--- Start of PROVIDED DATA ---
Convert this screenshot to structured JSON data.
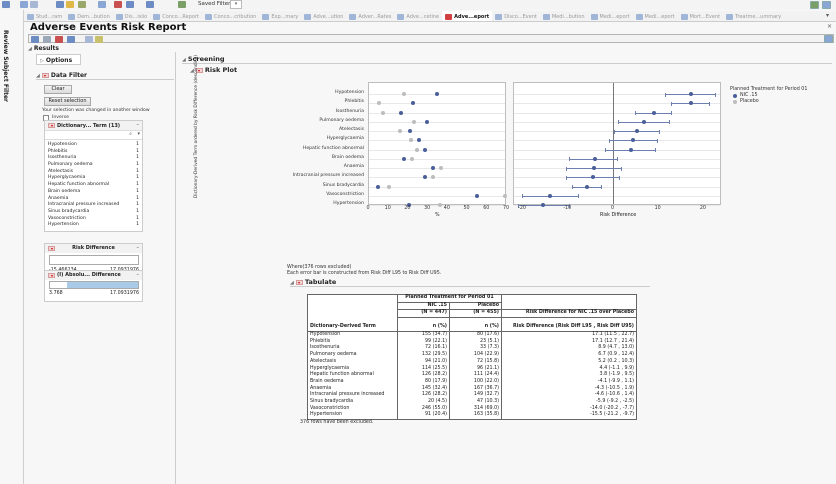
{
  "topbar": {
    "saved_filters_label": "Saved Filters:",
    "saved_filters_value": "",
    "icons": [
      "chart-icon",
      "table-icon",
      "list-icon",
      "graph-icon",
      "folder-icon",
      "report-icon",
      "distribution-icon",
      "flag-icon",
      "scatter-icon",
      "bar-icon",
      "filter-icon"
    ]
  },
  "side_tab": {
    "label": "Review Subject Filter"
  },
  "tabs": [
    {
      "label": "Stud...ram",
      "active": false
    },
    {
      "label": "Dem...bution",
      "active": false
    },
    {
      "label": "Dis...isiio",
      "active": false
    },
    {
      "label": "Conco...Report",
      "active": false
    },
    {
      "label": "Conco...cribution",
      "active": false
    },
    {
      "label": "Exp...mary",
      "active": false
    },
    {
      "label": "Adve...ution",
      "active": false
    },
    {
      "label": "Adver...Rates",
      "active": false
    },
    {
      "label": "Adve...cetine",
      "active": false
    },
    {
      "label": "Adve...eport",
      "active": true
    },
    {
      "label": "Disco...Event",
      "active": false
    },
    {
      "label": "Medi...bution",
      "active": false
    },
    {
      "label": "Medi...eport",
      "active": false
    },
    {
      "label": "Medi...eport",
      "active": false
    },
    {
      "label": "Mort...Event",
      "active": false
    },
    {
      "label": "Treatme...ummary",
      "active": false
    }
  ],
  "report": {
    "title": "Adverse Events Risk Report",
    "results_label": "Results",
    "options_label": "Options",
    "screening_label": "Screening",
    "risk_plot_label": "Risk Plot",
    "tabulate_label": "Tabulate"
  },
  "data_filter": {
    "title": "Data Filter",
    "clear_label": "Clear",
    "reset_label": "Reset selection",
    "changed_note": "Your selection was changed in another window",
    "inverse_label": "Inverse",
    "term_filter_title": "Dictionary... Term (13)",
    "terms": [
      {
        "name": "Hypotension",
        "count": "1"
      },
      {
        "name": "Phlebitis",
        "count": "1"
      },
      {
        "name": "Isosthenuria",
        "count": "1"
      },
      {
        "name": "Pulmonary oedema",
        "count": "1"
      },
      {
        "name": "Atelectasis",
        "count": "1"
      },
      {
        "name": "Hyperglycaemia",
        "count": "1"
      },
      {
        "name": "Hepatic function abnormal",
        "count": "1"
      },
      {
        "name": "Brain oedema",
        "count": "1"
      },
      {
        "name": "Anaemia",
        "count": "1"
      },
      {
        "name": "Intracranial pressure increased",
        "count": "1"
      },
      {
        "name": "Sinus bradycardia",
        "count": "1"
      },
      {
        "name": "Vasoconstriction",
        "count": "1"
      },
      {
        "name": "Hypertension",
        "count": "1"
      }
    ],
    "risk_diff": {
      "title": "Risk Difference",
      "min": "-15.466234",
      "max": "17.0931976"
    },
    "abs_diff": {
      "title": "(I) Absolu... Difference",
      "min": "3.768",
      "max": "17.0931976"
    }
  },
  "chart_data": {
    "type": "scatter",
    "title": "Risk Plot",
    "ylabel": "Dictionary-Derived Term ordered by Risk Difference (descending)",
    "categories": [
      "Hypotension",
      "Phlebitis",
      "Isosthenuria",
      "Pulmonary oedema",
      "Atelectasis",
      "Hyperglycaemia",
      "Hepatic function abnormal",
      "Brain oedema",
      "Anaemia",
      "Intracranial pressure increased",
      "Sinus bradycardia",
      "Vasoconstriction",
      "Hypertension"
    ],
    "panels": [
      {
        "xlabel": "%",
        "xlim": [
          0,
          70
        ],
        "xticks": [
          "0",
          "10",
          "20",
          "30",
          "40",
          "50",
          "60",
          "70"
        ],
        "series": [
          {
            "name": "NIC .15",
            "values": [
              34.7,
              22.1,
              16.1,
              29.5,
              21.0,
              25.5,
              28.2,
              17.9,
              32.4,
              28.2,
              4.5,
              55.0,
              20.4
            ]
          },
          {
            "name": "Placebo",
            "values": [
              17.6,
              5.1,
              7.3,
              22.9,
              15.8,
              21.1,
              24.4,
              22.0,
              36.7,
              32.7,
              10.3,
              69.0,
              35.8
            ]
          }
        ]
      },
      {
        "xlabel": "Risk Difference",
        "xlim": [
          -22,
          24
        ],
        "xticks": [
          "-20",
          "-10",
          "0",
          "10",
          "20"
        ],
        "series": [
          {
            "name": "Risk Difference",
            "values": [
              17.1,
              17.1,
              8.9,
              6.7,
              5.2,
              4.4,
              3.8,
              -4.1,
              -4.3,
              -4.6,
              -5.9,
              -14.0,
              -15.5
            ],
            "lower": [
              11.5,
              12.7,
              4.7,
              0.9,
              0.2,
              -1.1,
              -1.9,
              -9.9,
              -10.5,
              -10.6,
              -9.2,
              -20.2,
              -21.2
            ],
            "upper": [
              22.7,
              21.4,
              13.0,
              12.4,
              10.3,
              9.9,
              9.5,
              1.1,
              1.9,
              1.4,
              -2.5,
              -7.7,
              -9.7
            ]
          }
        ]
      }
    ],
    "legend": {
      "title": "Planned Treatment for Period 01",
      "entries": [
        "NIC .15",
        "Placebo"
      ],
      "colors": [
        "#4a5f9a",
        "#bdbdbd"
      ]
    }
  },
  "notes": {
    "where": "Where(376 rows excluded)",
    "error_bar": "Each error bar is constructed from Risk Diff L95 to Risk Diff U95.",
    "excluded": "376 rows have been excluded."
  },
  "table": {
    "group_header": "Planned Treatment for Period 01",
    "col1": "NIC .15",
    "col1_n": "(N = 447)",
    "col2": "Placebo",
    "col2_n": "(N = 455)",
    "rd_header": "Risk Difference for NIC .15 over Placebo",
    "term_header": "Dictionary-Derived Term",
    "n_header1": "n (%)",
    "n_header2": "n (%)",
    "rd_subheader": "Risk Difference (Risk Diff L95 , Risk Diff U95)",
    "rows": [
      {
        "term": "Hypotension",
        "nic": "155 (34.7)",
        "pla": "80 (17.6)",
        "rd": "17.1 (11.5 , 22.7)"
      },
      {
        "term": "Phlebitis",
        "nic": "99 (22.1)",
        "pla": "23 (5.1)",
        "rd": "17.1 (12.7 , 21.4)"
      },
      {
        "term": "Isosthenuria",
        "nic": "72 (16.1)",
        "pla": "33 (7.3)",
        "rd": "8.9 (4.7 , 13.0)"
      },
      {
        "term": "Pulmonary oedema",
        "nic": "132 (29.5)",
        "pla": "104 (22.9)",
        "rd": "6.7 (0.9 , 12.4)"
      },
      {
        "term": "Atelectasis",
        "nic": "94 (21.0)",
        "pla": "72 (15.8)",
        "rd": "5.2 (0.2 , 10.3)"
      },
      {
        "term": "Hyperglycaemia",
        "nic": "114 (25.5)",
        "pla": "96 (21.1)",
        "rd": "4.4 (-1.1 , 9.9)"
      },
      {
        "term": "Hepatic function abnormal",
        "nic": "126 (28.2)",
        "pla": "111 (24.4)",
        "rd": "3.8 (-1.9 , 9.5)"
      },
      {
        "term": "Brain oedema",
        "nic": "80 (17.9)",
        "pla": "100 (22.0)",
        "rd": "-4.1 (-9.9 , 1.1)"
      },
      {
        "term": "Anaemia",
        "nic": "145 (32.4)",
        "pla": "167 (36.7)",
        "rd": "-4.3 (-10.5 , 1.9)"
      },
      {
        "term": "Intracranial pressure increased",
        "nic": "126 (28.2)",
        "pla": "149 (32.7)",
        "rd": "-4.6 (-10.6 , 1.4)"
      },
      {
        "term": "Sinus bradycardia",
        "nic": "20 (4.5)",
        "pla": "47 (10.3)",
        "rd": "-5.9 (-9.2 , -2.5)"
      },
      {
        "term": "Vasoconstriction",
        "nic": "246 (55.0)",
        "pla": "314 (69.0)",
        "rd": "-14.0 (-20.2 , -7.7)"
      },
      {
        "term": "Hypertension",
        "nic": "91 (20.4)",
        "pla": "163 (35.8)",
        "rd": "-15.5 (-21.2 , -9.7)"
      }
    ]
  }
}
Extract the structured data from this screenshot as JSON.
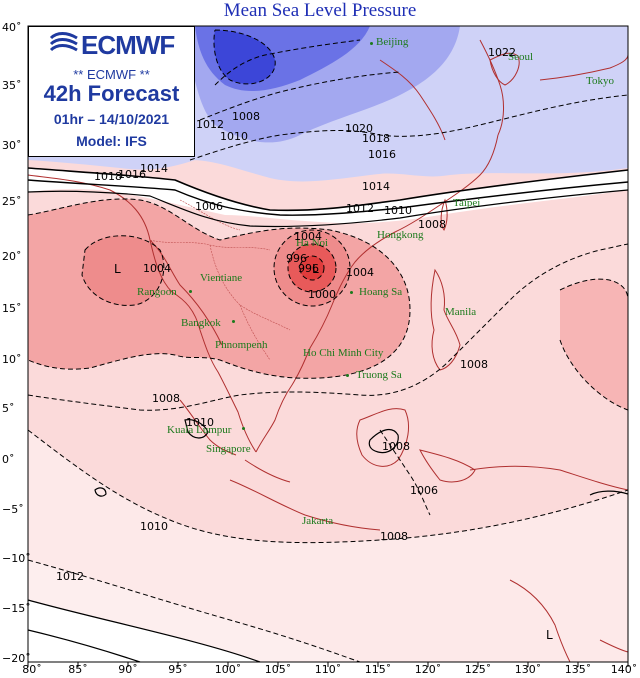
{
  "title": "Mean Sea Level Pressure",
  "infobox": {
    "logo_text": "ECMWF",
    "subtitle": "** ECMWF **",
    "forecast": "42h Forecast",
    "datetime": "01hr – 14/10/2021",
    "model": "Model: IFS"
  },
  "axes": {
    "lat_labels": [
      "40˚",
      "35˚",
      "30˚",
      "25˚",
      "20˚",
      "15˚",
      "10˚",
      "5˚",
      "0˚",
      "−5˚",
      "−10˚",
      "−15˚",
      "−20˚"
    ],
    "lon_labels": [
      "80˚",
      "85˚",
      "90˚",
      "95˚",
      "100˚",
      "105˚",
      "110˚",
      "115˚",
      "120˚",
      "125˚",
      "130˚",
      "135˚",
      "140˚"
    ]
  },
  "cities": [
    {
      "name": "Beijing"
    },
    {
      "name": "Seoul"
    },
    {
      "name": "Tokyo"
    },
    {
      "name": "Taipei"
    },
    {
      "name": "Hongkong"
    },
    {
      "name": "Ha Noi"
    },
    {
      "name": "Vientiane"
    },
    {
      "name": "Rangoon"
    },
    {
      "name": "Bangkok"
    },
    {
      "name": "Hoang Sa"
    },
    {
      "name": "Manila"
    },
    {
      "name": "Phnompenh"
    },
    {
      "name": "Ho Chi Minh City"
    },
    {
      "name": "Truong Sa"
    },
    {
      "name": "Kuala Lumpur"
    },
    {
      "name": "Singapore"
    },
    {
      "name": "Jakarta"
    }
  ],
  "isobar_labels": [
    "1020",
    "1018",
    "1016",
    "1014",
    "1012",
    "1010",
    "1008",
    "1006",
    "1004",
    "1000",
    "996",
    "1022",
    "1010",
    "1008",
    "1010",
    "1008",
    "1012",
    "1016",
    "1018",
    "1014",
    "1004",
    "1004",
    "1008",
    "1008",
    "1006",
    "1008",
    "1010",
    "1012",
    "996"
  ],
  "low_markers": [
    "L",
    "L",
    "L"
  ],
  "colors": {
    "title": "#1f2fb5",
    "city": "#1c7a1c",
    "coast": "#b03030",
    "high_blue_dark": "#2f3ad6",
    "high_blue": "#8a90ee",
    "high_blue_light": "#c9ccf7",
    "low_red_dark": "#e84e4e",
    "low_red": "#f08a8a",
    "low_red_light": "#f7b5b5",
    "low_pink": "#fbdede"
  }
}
--- End of PROVIDED DATA ---
SHORT EXERCISE - Which lines above contain the word "Vasoconstriction"? Copy each of them.

RIGHT ANSWER -
        "name": "Vasoconstriction",
      "Vasoconstriction",
        "term": "Vasoconstriction",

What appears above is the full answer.